EXERCISE >>
Collect all lines from the records below that include the word "screenshot".

DATA >>
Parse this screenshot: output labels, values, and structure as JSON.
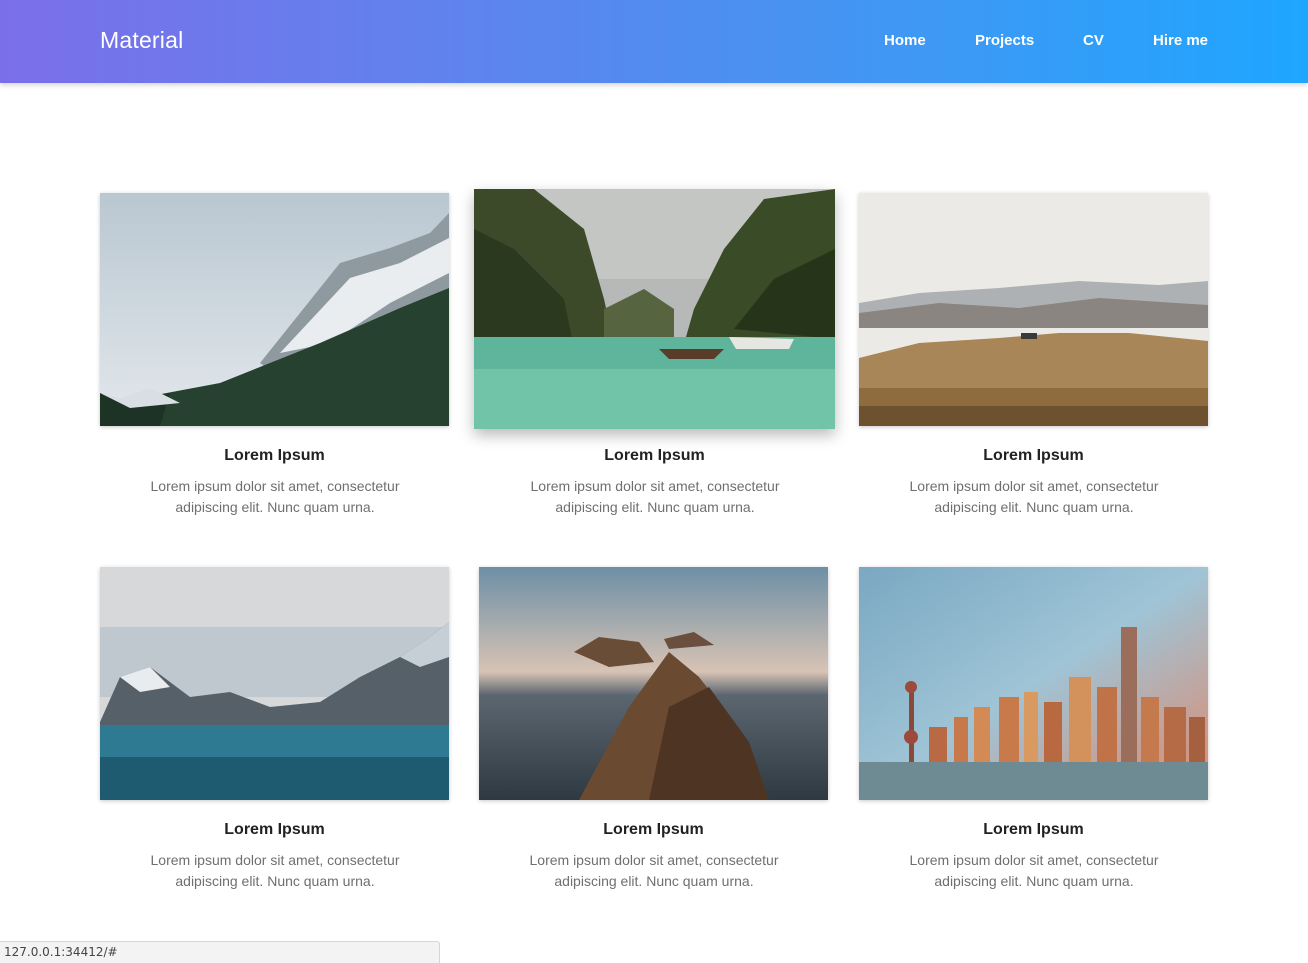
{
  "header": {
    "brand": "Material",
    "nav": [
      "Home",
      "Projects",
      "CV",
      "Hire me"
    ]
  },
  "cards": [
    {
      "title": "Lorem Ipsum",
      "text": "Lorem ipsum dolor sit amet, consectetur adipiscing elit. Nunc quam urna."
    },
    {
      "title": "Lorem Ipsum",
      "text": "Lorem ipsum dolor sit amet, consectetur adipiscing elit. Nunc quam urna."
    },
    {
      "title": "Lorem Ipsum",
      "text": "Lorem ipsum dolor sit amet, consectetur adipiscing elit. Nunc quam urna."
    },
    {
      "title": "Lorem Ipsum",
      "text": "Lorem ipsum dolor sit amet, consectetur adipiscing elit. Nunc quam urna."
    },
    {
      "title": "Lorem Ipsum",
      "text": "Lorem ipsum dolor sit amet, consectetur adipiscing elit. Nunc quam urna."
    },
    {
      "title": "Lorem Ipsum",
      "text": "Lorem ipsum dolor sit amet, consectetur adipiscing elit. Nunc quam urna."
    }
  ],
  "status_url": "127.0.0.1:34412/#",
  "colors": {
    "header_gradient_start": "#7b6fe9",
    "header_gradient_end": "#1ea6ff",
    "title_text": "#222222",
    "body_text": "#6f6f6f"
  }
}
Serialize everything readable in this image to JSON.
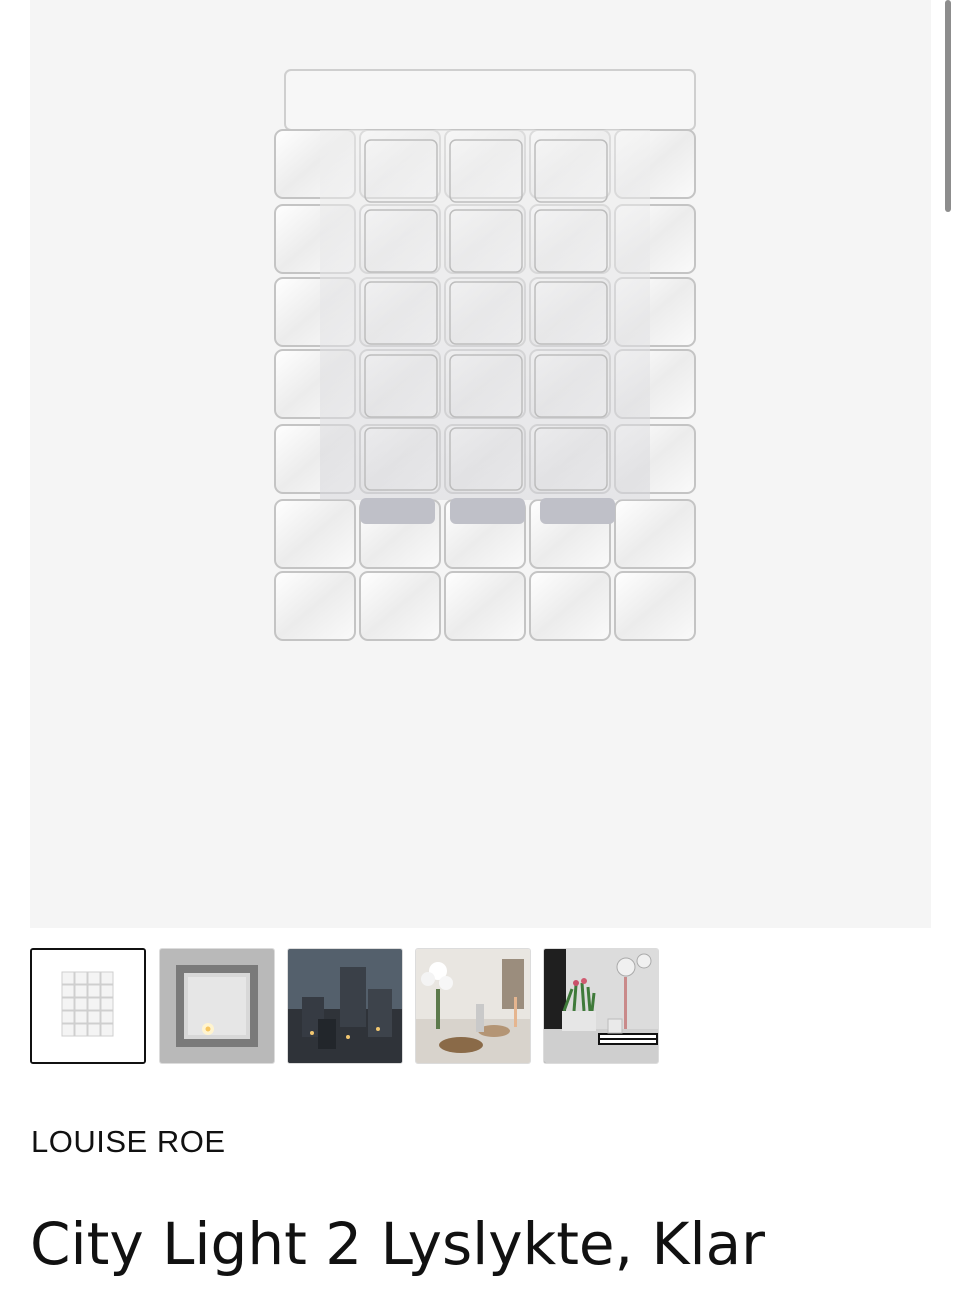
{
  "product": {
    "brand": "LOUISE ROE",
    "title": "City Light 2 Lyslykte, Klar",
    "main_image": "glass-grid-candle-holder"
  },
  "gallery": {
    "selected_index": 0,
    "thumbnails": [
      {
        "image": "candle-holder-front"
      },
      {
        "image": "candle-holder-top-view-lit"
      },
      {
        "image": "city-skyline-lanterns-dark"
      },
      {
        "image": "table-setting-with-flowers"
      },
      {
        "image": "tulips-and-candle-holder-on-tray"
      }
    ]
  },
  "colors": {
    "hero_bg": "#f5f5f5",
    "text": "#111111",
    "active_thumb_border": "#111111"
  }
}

...

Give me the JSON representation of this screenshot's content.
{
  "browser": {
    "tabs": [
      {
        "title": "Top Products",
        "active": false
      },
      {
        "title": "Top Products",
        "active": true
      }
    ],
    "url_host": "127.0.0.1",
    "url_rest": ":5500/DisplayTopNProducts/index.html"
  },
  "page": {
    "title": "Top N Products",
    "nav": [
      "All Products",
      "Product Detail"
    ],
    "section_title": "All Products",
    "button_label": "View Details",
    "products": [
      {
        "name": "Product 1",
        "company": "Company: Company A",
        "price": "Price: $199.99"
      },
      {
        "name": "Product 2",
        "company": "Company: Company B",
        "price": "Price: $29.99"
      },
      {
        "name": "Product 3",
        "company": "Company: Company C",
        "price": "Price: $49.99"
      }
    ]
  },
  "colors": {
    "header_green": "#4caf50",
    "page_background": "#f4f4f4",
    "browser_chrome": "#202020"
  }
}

WRITTEN SOLUTION >>
Parse this screenshot: output labels, values, and structure as JSON.
Give me the JSON representation of this screenshot's content.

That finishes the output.